▶ **Task details**
Keep the images out and copy every entry below exactly.

━━━━━━

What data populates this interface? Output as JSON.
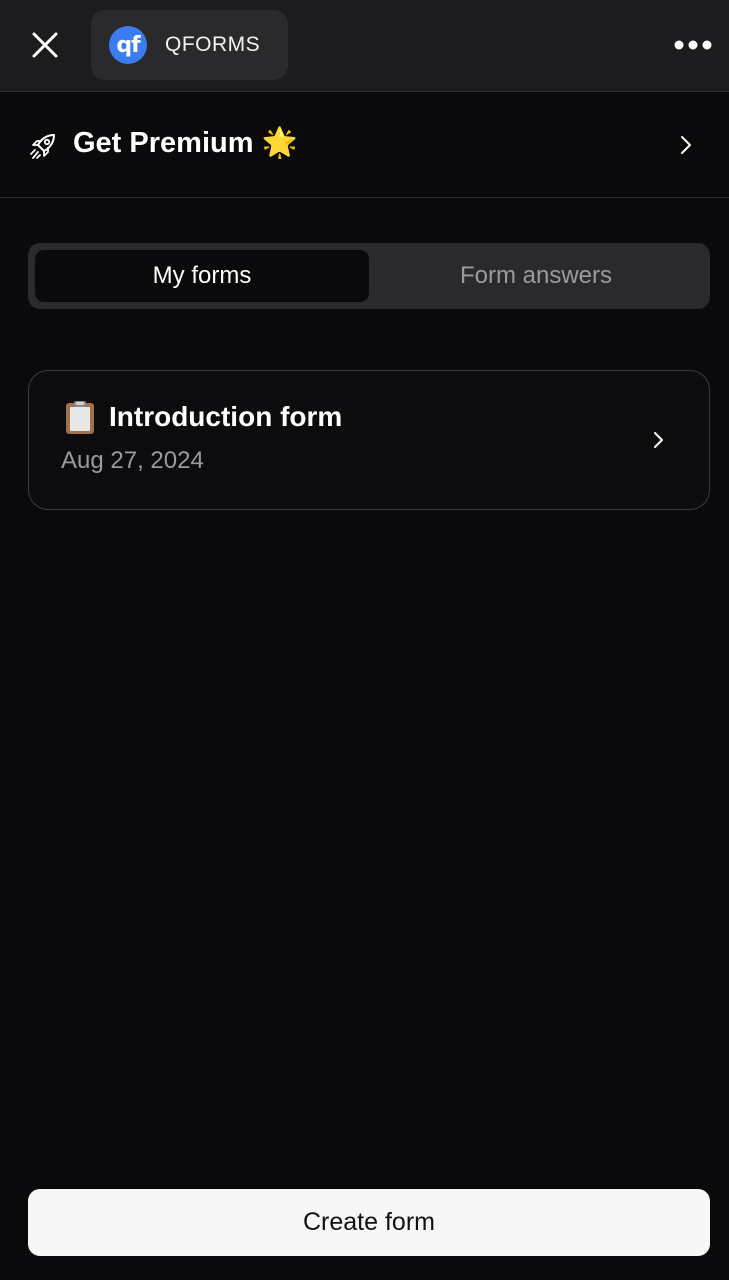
{
  "header": {
    "close_icon": "close-icon",
    "app_logo_text": "qf",
    "app_name": "QFORMS",
    "more_icon": "more-horizontal-icon",
    "logo_color": "#3b7cf0"
  },
  "premium": {
    "label": "Get Premium 🌟",
    "icon": "rocket-icon",
    "chevron_icon": "chevron-right-icon"
  },
  "tabs": [
    {
      "label": "My forms",
      "active": true
    },
    {
      "label": "Form answers",
      "active": false
    }
  ],
  "forms": [
    {
      "emoji_icon": "clipboard-icon",
      "title": "Introduction form",
      "date": "Aug 27, 2024"
    }
  ],
  "footer": {
    "create_label": "Create form"
  }
}
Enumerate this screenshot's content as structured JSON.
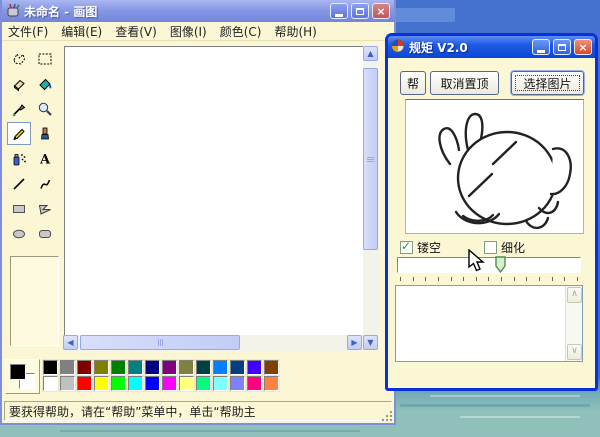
{
  "desktop": {
    "wallpaper_top_color": "#3A68C4",
    "wallpaper_bottom_color": "#8FC0BA"
  },
  "paint_window": {
    "title": "未命名 - 画图",
    "menu": {
      "items": [
        {
          "label": "文件(F)"
        },
        {
          "label": "编辑(E)"
        },
        {
          "label": "查看(V)"
        },
        {
          "label": "图像(I)"
        },
        {
          "label": "颜色(C)"
        },
        {
          "label": "帮助(H)"
        }
      ]
    },
    "tools": [
      "freeform-select",
      "select",
      "eraser",
      "fill",
      "color-picker",
      "magnifier",
      "pencil",
      "brush",
      "airbrush",
      "text",
      "line",
      "curve",
      "rectangle",
      "polygon",
      "ellipse",
      "rounded-rectangle"
    ],
    "selected_tool": "pencil",
    "palette": {
      "foreground": "#000000",
      "background": "#FFFFFF",
      "row1": [
        "#000000",
        "#808080",
        "#800000",
        "#808000",
        "#008000",
        "#008080",
        "#000080",
        "#800080",
        "#808040",
        "#004040",
        "#0080FF",
        "#004080",
        "#4000FF",
        "#804000"
      ],
      "row2": [
        "#FFFFFF",
        "#C0C0C0",
        "#FF0000",
        "#FFFF00",
        "#00FF00",
        "#00FFFF",
        "#0000FF",
        "#FF00FF",
        "#FFFF80",
        "#00FF80",
        "#80FFFF",
        "#8080FF",
        "#FF0080",
        "#FF8040"
      ]
    },
    "status_bar": {
      "text": "要获得帮助，请在“帮助”菜单中，单击“帮助主"
    }
  },
  "tool_window": {
    "title": "规矩  V2.0",
    "accent_border_color": "#0831D9",
    "buttons": [
      {
        "label": "帮"
      },
      {
        "label": "取消置顶"
      },
      {
        "label": "选择图片",
        "focused": true
      }
    ],
    "checkboxes": [
      {
        "label": "镂空",
        "checked": true
      },
      {
        "label": "细化",
        "checked": false
      }
    ],
    "slider": {
      "value_percent": 56,
      "ticks": 15
    }
  }
}
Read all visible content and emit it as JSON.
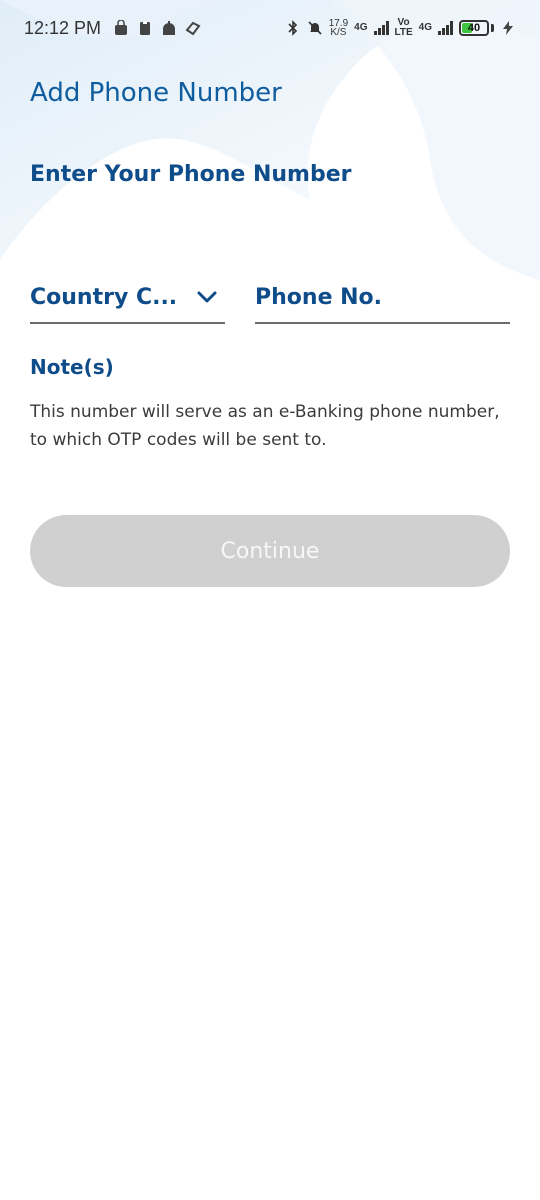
{
  "status_bar": {
    "time": "12:12 PM",
    "speed_value": "17.9",
    "speed_unit": "K/S",
    "net1": "4G",
    "volte_top": "Vo",
    "volte_bottom": "LTE",
    "net2": "4G",
    "battery": "40",
    "icons": [
      "shopping-bag-icon",
      "clipboard-icon",
      "mosque-icon",
      "app-logo-icon",
      "bluetooth-icon",
      "bell-muted-icon",
      "signal-icon",
      "charging-icon"
    ]
  },
  "page": {
    "title": "Add Phone Number",
    "section_title": "Enter Your Phone Number",
    "country_placeholder": "Country C...",
    "phone_placeholder": "Phone No.",
    "note_title": "Note(s)",
    "note_text": "This number will serve as an e-Banking phone number, to which OTP codes will be sent to.",
    "continue_label": "Continue"
  },
  "colors": {
    "primary_text": "#0f4c8a",
    "button_disabled": "#d0d0d0",
    "battery_green": "#3ec43e"
  }
}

━━━━━━

▶ **The completed task**
What data populates this interface? Output as JSON.
{
  "header": {
    "close_icon": "close-icon",
    "app_logo_text": "qf",
    "app_name": "QFORMS",
    "more_icon": "more-horizontal-icon",
    "logo_color": "#3b7cf0"
  },
  "premium": {
    "label": "Get Premium 🌟",
    "icon": "rocket-icon",
    "chevron_icon": "chevron-right-icon"
  },
  "tabs": [
    {
      "label": "My forms",
      "active": true
    },
    {
      "label": "Form answers",
      "active": false
    }
  ],
  "forms": [
    {
      "emoji_icon": "clipboard-icon",
      "title": "Introduction form",
      "date": "Aug 27, 2024"
    }
  ],
  "footer": {
    "create_label": "Create form"
  }
}
Enumerate this screenshot's content as structured JSON.
{
  "desktop": {
    "wallpaper_top_color": "#3A68C4",
    "wallpaper_bottom_color": "#8FC0BA"
  },
  "paint_window": {
    "title": "未命名 - 画图",
    "menu": {
      "items": [
        {
          "label": "文件(F)"
        },
        {
          "label": "编辑(E)"
        },
        {
          "label": "查看(V)"
        },
        {
          "label": "图像(I)"
        },
        {
          "label": "颜色(C)"
        },
        {
          "label": "帮助(H)"
        }
      ]
    },
    "tools": [
      "freeform-select",
      "select",
      "eraser",
      "fill",
      "color-picker",
      "magnifier",
      "pencil",
      "brush",
      "airbrush",
      "text",
      "line",
      "curve",
      "rectangle",
      "polygon",
      "ellipse",
      "rounded-rectangle"
    ],
    "selected_tool": "pencil",
    "palette": {
      "foreground": "#000000",
      "background": "#FFFFFF",
      "row1": [
        "#000000",
        "#808080",
        "#800000",
        "#808000",
        "#008000",
        "#008080",
        "#000080",
        "#800080",
        "#808040",
        "#004040",
        "#0080FF",
        "#004080",
        "#4000FF",
        "#804000"
      ],
      "row2": [
        "#FFFFFF",
        "#C0C0C0",
        "#FF0000",
        "#FFFF00",
        "#00FF00",
        "#00FFFF",
        "#0000FF",
        "#FF00FF",
        "#FFFF80",
        "#00FF80",
        "#80FFFF",
        "#8080FF",
        "#FF0080",
        "#FF8040"
      ]
    },
    "status_bar": {
      "text": "要获得帮助，请在“帮助”菜单中，单击“帮助主"
    }
  },
  "tool_window": {
    "title": "规矩  V2.0",
    "accent_border_color": "#0831D9",
    "buttons": [
      {
        "label": "帮"
      },
      {
        "label": "取消置顶"
      },
      {
        "label": "选择图片",
        "focused": true
      }
    ],
    "checkboxes": [
      {
        "label": "镂空",
        "checked": true
      },
      {
        "label": "细化",
        "checked": false
      }
    ],
    "slider": {
      "value_percent": 56,
      "ticks": 15
    }
  }
}
Read all visible content and emit it as JSON.
{
  "status_bar": {
    "time": "12:12 PM",
    "speed_value": "17.9",
    "speed_unit": "K/S",
    "net1": "4G",
    "volte_top": "Vo",
    "volte_bottom": "LTE",
    "net2": "4G",
    "battery": "40",
    "icons": [
      "shopping-bag-icon",
      "clipboard-icon",
      "mosque-icon",
      "app-logo-icon",
      "bluetooth-icon",
      "bell-muted-icon",
      "signal-icon",
      "charging-icon"
    ]
  },
  "page": {
    "title": "Add Phone Number",
    "section_title": "Enter Your Phone Number",
    "country_placeholder": "Country C...",
    "phone_placeholder": "Phone No.",
    "note_title": "Note(s)",
    "note_text": "This number will serve as an e-Banking phone number, to which OTP codes will be sent to.",
    "continue_label": "Continue"
  },
  "colors": {
    "primary_text": "#0f4c8a",
    "button_disabled": "#d0d0d0",
    "battery_green": "#3ec43e"
  }
}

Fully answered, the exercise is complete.